## Stated goal
Rewrite the lines from the first one up to and including the line with "x-tick-label: 9: [1644, 429, 1657, 453]", changing "warning-bar" to "warning-column" and keeping everything else the same.

## Data provided
◆ ◆ ◆

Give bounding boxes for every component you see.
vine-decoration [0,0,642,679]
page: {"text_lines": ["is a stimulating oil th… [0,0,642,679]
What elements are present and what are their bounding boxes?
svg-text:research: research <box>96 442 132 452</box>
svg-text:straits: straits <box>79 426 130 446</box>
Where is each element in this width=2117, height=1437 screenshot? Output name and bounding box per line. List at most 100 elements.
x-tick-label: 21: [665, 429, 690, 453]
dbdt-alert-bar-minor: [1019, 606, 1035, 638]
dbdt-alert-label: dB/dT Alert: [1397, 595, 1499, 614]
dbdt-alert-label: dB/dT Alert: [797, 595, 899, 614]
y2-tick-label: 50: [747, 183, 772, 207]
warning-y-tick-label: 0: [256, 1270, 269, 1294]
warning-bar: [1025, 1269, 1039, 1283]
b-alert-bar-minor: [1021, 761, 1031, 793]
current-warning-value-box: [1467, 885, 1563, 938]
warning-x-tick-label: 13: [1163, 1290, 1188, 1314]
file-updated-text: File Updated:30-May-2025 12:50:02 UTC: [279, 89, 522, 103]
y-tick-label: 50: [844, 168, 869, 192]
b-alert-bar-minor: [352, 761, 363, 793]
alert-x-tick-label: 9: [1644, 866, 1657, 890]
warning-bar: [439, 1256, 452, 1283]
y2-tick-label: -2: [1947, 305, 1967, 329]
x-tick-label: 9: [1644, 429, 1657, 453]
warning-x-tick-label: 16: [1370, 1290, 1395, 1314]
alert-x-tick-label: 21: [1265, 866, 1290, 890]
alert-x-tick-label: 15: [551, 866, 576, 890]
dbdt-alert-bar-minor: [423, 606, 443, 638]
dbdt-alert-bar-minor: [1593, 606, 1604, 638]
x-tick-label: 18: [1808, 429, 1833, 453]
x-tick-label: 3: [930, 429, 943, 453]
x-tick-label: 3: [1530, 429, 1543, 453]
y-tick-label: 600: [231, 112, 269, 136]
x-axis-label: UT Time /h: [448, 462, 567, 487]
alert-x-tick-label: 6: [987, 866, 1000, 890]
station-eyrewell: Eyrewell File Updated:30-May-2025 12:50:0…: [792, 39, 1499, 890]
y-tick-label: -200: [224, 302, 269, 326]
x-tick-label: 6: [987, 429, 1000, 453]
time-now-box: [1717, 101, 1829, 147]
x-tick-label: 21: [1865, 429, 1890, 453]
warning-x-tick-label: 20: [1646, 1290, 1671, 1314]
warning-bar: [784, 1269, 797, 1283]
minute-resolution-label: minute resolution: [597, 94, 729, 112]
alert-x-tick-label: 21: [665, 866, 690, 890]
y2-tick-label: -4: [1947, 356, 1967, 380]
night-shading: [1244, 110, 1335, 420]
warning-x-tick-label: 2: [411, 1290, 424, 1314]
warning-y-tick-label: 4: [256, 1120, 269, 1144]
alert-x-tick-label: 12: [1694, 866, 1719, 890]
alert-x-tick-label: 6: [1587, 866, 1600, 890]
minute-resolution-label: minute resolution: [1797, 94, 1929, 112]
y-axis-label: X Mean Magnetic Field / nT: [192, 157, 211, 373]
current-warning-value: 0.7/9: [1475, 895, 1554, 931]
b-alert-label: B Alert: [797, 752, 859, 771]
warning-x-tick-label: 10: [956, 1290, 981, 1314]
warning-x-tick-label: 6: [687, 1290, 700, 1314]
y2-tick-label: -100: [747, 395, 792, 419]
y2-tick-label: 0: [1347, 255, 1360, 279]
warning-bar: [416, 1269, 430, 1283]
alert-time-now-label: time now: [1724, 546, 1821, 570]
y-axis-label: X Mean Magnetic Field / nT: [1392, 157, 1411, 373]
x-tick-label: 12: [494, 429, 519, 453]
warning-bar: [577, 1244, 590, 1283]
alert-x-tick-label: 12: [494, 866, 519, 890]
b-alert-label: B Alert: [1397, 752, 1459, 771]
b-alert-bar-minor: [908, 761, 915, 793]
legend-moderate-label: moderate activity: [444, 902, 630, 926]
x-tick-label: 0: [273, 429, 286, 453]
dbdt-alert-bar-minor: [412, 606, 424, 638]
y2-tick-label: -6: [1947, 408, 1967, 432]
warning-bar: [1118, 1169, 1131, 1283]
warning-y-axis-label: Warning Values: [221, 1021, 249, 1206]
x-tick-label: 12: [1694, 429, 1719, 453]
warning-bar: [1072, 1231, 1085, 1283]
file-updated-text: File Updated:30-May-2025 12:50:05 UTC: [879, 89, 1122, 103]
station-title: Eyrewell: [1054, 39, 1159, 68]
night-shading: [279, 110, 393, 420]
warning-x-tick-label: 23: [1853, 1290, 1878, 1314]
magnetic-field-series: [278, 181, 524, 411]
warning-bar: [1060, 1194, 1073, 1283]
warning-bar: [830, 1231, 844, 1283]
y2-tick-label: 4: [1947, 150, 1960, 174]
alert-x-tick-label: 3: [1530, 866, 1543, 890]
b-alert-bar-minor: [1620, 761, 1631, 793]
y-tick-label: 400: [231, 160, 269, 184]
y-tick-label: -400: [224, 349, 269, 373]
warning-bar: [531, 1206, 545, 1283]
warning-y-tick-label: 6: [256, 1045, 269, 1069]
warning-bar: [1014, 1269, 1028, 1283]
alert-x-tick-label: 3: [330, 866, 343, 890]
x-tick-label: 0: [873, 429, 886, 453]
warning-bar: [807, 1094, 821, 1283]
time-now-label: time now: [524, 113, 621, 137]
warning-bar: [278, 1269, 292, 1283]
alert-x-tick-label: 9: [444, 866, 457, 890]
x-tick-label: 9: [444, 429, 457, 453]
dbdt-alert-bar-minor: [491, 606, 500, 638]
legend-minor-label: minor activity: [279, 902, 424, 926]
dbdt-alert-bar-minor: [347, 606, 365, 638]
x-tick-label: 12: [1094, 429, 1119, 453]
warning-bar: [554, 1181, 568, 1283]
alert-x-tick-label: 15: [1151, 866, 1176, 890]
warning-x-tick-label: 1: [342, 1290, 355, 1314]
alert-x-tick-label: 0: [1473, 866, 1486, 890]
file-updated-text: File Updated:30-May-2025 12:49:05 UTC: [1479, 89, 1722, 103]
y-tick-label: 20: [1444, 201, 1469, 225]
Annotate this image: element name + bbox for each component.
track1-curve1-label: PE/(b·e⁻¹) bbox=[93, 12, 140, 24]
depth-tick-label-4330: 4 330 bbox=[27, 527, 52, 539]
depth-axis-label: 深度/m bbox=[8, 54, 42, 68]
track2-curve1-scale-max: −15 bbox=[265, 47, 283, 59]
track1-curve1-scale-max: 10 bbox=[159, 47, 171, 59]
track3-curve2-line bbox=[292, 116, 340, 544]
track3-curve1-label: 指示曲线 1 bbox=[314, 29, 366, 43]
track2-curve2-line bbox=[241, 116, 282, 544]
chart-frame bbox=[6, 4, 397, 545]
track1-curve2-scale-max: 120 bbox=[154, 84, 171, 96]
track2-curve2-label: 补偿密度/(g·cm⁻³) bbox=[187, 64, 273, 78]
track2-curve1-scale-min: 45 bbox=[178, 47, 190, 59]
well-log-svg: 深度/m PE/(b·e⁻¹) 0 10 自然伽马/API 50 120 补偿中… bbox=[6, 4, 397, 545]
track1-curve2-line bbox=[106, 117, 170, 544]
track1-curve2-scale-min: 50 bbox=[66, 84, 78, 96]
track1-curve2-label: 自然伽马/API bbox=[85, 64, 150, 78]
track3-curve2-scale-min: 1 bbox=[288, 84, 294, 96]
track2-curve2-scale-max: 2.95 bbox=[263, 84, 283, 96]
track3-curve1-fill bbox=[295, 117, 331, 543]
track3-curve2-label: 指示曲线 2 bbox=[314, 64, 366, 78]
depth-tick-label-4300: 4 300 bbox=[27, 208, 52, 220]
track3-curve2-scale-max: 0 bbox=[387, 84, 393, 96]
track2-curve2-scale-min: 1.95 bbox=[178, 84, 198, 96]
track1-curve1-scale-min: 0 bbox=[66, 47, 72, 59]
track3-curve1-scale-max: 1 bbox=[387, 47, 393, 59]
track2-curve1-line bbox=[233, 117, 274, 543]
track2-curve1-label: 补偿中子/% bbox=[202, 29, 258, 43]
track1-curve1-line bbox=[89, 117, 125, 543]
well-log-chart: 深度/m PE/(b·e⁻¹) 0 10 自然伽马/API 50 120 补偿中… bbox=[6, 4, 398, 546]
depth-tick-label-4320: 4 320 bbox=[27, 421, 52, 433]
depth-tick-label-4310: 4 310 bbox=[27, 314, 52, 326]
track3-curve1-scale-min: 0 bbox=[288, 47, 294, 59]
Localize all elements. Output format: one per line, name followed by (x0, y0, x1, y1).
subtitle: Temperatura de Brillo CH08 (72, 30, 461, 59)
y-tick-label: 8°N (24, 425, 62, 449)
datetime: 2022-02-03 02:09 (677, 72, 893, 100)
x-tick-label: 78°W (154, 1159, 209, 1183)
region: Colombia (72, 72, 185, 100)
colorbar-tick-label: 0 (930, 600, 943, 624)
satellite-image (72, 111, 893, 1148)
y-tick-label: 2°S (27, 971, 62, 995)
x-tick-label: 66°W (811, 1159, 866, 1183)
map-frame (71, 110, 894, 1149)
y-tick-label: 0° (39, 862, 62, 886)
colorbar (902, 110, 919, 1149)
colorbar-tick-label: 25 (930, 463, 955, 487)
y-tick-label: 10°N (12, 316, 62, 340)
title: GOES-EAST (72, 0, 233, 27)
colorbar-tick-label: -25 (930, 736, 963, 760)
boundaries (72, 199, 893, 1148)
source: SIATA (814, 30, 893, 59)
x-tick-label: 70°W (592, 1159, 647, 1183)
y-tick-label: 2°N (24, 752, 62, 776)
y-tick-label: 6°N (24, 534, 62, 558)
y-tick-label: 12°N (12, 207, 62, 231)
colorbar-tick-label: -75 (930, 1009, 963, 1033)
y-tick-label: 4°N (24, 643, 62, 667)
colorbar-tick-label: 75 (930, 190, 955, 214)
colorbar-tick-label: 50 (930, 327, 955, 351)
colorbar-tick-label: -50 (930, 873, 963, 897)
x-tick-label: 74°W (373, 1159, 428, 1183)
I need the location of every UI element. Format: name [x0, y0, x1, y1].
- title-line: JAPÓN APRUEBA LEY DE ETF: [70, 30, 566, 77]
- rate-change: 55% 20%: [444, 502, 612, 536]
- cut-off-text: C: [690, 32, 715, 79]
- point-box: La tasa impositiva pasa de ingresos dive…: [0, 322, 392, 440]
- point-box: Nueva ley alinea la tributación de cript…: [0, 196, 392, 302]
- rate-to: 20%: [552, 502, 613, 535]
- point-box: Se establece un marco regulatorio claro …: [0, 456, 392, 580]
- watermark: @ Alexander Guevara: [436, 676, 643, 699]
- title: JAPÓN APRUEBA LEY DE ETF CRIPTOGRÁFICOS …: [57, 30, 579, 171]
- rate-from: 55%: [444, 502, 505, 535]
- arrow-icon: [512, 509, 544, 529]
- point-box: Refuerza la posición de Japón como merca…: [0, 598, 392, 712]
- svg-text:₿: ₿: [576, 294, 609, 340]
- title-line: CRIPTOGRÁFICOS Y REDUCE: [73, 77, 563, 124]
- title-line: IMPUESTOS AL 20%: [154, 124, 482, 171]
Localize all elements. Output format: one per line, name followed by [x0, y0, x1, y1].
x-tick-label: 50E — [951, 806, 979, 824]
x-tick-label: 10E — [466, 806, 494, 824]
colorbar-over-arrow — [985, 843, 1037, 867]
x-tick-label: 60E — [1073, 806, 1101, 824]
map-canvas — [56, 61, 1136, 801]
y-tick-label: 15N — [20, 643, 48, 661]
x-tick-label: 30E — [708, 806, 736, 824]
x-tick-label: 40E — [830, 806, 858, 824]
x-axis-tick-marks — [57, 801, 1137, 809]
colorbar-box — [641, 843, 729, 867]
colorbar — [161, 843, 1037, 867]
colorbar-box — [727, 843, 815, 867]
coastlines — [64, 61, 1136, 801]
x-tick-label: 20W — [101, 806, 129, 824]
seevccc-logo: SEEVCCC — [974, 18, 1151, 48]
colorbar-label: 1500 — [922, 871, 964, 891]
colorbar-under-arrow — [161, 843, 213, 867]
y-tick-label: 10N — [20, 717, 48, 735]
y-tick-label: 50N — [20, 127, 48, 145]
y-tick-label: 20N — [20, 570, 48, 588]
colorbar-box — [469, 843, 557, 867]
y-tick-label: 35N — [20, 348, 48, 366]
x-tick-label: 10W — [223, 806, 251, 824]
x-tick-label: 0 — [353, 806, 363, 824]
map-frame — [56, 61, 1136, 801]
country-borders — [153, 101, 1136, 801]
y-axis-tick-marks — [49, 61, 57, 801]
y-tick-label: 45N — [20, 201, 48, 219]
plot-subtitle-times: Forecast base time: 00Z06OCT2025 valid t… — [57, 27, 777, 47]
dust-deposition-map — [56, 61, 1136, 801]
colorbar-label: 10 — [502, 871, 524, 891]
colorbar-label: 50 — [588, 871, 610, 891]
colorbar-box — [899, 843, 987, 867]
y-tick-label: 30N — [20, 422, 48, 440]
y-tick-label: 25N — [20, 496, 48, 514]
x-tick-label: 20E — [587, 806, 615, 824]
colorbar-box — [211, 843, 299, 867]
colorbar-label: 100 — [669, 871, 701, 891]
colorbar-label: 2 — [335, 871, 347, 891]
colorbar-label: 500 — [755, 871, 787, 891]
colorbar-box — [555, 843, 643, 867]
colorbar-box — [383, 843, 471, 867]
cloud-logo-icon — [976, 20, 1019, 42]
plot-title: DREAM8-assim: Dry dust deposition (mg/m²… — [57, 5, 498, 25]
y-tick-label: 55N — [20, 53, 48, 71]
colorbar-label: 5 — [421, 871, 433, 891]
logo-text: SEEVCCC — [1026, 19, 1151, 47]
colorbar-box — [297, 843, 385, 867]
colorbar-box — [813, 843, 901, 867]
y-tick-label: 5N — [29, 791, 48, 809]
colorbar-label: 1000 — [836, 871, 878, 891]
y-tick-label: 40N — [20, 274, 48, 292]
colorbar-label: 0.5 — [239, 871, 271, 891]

◆ ◆ ◆

## Complete response
Give bounding boxes for every component you see.
vine-decoration [0,0,642,679]
page: {"text_lines": ["is a stimulating oil th… [0,0,642,679]
What elements are present and what are their bounding boxes?
svg-text:research: research <box>96 442 132 452</box>
svg-text:straits: straits <box>79 426 130 446</box>
Where is each element in this width=2117, height=1437 screenshot? Output name and bounding box per line. List at most 100 elements.
x-tick-label: 21: [665, 429, 690, 453]
dbdt-alert-bar-minor: [1019, 606, 1035, 638]
dbdt-alert-label: dB/dT Alert: [1397, 595, 1499, 614]
dbdt-alert-label: dB/dT Alert: [797, 595, 899, 614]
y2-tick-label: 50: [747, 183, 772, 207]
warning-y-tick-label: 0: [256, 1270, 269, 1294]
warning-column: [1025, 1269, 1039, 1283]
b-alert-bar-minor: [1021, 761, 1031, 793]
current-warning-value-box: [1467, 885, 1563, 938]
warning-x-tick-label: 13: [1163, 1290, 1188, 1314]
file-updated-text: File Updated:30-May-2025 12:50:02 UTC: [279, 89, 522, 103]
y-tick-label: 50: [844, 168, 869, 192]
b-alert-bar-minor: [352, 761, 363, 793]
alert-x-tick-label: 9: [1644, 866, 1657, 890]
warning-column: [439, 1256, 452, 1283]
y2-tick-label: -2: [1947, 305, 1967, 329]
x-tick-label: 9: [1644, 429, 1657, 453]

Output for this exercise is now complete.